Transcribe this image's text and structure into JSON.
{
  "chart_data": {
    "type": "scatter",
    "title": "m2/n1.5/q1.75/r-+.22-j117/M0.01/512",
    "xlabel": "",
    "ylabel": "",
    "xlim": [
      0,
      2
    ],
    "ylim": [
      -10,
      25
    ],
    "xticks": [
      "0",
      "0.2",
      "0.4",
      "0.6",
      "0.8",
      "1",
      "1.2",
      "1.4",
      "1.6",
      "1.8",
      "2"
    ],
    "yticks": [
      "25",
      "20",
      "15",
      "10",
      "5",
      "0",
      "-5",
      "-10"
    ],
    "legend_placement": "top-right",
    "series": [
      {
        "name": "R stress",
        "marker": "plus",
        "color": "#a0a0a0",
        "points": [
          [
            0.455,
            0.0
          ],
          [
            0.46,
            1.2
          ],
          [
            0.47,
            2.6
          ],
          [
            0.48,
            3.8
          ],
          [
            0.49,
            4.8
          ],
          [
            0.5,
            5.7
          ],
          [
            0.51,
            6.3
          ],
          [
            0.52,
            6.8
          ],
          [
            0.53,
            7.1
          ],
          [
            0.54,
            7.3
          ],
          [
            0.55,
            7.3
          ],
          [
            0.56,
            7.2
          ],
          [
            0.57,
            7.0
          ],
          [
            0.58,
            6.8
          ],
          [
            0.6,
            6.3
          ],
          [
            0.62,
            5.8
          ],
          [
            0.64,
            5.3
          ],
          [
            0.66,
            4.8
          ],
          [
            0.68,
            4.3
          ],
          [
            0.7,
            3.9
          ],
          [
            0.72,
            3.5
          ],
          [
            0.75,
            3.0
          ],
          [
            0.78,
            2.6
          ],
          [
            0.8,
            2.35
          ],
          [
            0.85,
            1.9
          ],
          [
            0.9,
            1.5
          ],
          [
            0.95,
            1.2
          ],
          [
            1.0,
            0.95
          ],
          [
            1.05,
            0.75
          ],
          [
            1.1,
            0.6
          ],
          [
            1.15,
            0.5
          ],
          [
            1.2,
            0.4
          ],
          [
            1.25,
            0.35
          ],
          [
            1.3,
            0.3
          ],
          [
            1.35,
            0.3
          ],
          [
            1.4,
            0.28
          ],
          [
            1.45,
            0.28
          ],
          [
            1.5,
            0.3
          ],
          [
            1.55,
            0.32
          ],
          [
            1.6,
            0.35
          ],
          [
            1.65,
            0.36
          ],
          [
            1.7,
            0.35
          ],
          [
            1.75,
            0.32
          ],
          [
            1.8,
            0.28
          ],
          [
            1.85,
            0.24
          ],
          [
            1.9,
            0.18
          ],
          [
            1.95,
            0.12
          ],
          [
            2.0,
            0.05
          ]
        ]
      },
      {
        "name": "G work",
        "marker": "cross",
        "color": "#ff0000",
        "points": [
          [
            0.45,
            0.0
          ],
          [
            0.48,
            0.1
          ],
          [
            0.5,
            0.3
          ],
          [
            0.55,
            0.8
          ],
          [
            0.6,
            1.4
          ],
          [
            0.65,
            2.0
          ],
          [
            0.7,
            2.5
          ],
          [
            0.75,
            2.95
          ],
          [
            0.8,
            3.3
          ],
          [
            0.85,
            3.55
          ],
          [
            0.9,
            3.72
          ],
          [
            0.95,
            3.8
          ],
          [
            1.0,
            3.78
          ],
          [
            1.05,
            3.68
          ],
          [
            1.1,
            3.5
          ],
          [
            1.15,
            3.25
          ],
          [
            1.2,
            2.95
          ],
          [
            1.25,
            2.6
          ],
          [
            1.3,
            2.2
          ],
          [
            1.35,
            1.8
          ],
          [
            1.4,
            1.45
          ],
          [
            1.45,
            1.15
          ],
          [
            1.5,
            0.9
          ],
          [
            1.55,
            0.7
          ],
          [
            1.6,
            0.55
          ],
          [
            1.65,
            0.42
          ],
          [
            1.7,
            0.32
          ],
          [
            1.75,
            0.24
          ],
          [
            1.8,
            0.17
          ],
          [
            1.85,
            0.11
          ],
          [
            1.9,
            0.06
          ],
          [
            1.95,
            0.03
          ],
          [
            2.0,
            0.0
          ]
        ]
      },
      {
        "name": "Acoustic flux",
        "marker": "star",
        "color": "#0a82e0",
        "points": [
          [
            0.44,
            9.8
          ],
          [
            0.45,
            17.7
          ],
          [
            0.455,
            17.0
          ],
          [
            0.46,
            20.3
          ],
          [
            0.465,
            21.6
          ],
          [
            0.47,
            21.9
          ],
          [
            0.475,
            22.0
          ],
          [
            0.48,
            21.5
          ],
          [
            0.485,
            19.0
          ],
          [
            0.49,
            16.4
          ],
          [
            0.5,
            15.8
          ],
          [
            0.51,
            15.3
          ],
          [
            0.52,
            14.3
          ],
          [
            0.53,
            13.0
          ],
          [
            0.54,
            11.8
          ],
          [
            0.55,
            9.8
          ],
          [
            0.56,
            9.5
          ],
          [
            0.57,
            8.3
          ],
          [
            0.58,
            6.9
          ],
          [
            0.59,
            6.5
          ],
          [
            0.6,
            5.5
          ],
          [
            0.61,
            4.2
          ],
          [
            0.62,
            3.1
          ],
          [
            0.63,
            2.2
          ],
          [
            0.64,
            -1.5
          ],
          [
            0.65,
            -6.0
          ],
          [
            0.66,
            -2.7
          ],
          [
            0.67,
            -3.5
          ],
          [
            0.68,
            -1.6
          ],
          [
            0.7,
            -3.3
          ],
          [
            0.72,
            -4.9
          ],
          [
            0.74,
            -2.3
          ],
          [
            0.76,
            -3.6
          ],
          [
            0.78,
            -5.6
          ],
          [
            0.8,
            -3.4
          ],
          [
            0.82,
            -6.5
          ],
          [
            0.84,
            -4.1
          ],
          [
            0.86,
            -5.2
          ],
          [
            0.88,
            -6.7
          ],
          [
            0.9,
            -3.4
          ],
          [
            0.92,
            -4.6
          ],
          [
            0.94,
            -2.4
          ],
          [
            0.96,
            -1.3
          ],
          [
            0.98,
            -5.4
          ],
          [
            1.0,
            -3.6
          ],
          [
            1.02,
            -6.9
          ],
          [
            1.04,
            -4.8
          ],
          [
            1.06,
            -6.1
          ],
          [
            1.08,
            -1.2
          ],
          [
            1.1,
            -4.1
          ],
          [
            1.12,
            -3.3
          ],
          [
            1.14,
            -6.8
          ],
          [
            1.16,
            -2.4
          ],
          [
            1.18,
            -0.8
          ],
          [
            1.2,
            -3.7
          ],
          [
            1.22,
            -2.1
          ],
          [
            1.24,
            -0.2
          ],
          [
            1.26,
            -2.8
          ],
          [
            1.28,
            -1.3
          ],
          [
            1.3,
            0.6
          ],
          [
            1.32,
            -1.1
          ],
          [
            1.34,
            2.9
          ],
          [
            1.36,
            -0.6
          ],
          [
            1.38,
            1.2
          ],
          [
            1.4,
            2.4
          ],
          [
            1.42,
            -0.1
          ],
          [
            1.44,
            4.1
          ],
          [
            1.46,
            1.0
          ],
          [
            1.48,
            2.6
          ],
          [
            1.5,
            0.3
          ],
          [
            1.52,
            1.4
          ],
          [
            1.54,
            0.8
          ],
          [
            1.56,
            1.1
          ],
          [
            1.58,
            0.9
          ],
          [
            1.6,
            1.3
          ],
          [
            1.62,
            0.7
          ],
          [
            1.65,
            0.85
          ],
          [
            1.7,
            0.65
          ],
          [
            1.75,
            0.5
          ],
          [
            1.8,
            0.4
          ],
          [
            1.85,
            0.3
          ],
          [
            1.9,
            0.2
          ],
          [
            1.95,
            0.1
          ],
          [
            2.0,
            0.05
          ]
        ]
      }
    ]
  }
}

### Required task
Transcribe every line of the data, exactly as it stands.

### Exercise solution
Transcribe this image's text and structure into JSON.
{
  "chart_data": {
    "type": "scatter",
    "title": "m2/n1.5/q1.75/r-+.22-j117/M0.01/512",
    "xlabel": "",
    "ylabel": "",
    "xlim": [
      0,
      2
    ],
    "ylim": [
      -10,
      25
    ],
    "xticks": [
      "0",
      "0.2",
      "0.4",
      "0.6",
      "0.8",
      "1",
      "1.2",
      "1.4",
      "1.6",
      "1.8",
      "2"
    ],
    "yticks": [
      "25",
      "20",
      "15",
      "10",
      "5",
      "0",
      "-5",
      "-10"
    ],
    "legend_placement": "top-right",
    "series": [
      {
        "name": "R stress",
        "marker": "plus",
        "color": "#a0a0a0",
        "points": [
          [
            0.455,
            0.0
          ],
          [
            0.46,
            1.2
          ],
          [
            0.47,
            2.6
          ],
          [
            0.48,
            3.8
          ],
          [
            0.49,
            4.8
          ],
          [
            0.5,
            5.7
          ],
          [
            0.51,
            6.3
          ],
          [
            0.52,
            6.8
          ],
          [
            0.53,
            7.1
          ],
          [
            0.54,
            7.3
          ],
          [
            0.55,
            7.3
          ],
          [
            0.56,
            7.2
          ],
          [
            0.57,
            7.0
          ],
          [
            0.58,
            6.8
          ],
          [
            0.6,
            6.3
          ],
          [
            0.62,
            5.8
          ],
          [
            0.64,
            5.3
          ],
          [
            0.66,
            4.8
          ],
          [
            0.68,
            4.3
          ],
          [
            0.7,
            3.9
          ],
          [
            0.72,
            3.5
          ],
          [
            0.75,
            3.0
          ],
          [
            0.78,
            2.6
          ],
          [
            0.8,
            2.35
          ],
          [
            0.85,
            1.9
          ],
          [
            0.9,
            1.5
          ],
          [
            0.95,
            1.2
          ],
          [
            1.0,
            0.95
          ],
          [
            1.05,
            0.75
          ],
          [
            1.1,
            0.6
          ],
          [
            1.15,
            0.5
          ],
          [
            1.2,
            0.4
          ],
          [
            1.25,
            0.35
          ],
          [
            1.3,
            0.3
          ],
          [
            1.35,
            0.3
          ],
          [
            1.4,
            0.28
          ],
          [
            1.45,
            0.28
          ],
          [
            1.5,
            0.3
          ],
          [
            1.55,
            0.32
          ],
          [
            1.6,
            0.35
          ],
          [
            1.65,
            0.36
          ],
          [
            1.7,
            0.35
          ],
          [
            1.75,
            0.32
          ],
          [
            1.8,
            0.28
          ],
          [
            1.85,
            0.24
          ],
          [
            1.9,
            0.18
          ],
          [
            1.95,
            0.12
          ],
          [
            2.0,
            0.05
          ]
        ]
      },
      {
        "name": "G work",
        "marker": "cross",
        "color": "#ff0000",
        "points": [
          [
            0.45,
            0.0
          ],
          [
            0.48,
            0.1
          ],
          [
            0.5,
            0.3
          ],
          [
            0.55,
            0.8
          ],
          [
            0.6,
            1.4
          ],
          [
            0.65,
            2.0
          ],
          [
            0.7,
            2.5
          ],
          [
            0.75,
            2.95
          ],
          [
            0.8,
            3.3
          ],
          [
            0.85,
            3.55
          ],
          [
            0.9,
            3.72
          ],
          [
            0.95,
            3.8
          ],
          [
            1.0,
            3.78
          ],
          [
            1.05,
            3.68
          ],
          [
            1.1,
            3.5
          ],
          [
            1.15,
            3.25
          ],
          [
            1.2,
            2.95
          ],
          [
            1.25,
            2.6
          ],
          [
            1.3,
            2.2
          ],
          [
            1.35,
            1.8
          ],
          [
            1.4,
            1.45
          ],
          [
            1.45,
            1.15
          ],
          [
            1.5,
            0.9
          ],
          [
            1.55,
            0.7
          ],
          [
            1.6,
            0.55
          ],
          [
            1.65,
            0.42
          ],
          [
            1.7,
            0.32
          ],
          [
            1.75,
            0.24
          ],
          [
            1.8,
            0.17
          ],
          [
            1.85,
            0.11
          ],
          [
            1.9,
            0.06
          ],
          [
            1.95,
            0.03
          ],
          [
            2.0,
            0.0
          ]
        ]
      },
      {
        "name": "Acoustic flux",
        "marker": "star",
        "color": "#0a82e0",
        "points": [
          [
            0.44,
            9.8
          ],
          [
            0.45,
            17.7
          ],
          [
            0.455,
            17.0
          ],
          [
            0.46,
            20.3
          ],
          [
            0.465,
            21.6
          ],
          [
            0.47,
            21.9
          ],
          [
            0.475,
            22.0
          ],
          [
            0.48,
            21.5
          ],
          [
            0.485,
            19.0
          ],
          [
            0.49,
            16.4
          ],
          [
            0.5,
            15.8
          ],
          [
            0.51,
            15.3
          ],
          [
            0.52,
            14.3
          ],
          [
            0.53,
            13.0
          ],
          [
            0.54,
            11.8
          ],
          [
            0.55,
            9.8
          ],
          [
            0.56,
            9.5
          ],
          [
            0.57,
            8.3
          ],
          [
            0.58,
            6.9
          ],
          [
            0.59,
            6.5
          ],
          [
            0.6,
            5.5
          ],
          [
            0.61,
            4.2
          ],
          [
            0.62,
            3.1
          ],
          [
            0.63,
            2.2
          ],
          [
            0.64,
            -1.5
          ],
          [
            0.65,
            -6.0
          ],
          [
            0.66,
            -2.7
          ],
          [
            0.67,
            -3.5
          ],
          [
            0.68,
            -1.6
          ],
          [
            0.7,
            -3.3
          ],
          [
            0.72,
            -4.9
          ],
          [
            0.74,
            -2.3
          ],
          [
            0.76,
            -3.6
          ],
          [
            0.78,
            -5.6
          ],
          [
            0.8,
            -3.4
          ],
          [
            0.82,
            -6.5
          ],
          [
            0.84,
            -4.1
          ],
          [
            0.86,
            -5.2
          ],
          [
            0.88,
            -6.7
          ],
          [
            0.9,
            -3.4
          ],
          [
            0.92,
            -4.6
          ],
          [
            0.94,
            -2.4
          ],
          [
            0.96,
            -1.3
          ],
          [
            0.98,
            -5.4
          ],
          [
            1.0,
            -3.6
          ],
          [
            1.02,
            -6.9
          ],
          [
            1.04,
            -4.8
          ],
          [
            1.06,
            -6.1
          ],
          [
            1.08,
            -1.2
          ],
          [
            1.1,
            -4.1
          ],
          [
            1.12,
            -3.3
          ],
          [
            1.14,
            -6.8
          ],
          [
            1.16,
            -2.4
          ],
          [
            1.18,
            -0.8
          ],
          [
            1.2,
            -3.7
          ],
          [
            1.22,
            -2.1
          ],
          [
            1.24,
            -0.2
          ],
          [
            1.26,
            -2.8
          ],
          [
            1.28,
            -1.3
          ],
          [
            1.3,
            0.6
          ],
          [
            1.32,
            -1.1
          ],
          [
            1.34,
            2.9
          ],
          [
            1.36,
            -0.6
          ],
          [
            1.38,
            1.2
          ],
          [
            1.4,
            2.4
          ],
          [
            1.42,
            -0.1
          ],
          [
            1.44,
            4.1
          ],
          [
            1.46,
            1.0
          ],
          [
            1.48,
            2.6
          ],
          [
            1.5,
            0.3
          ],
          [
            1.52,
            1.4
          ],
          [
            1.54,
            0.8
          ],
          [
            1.56,
            1.1
          ],
          [
            1.58,
            0.9
          ],
          [
            1.6,
            1.3
          ],
          [
            1.62,
            0.7
          ],
          [
            1.65,
            0.85
          ],
          [
            1.7,
            0.65
          ],
          [
            1.75,
            0.5
          ],
          [
            1.8,
            0.4
          ],
          [
            1.85,
            0.3
          ],
          [
            1.9,
            0.2
          ],
          [
            1.95,
            0.1
          ],
          [
            2.0,
            0.05
          ]
        ]
      }
    ]
  }
}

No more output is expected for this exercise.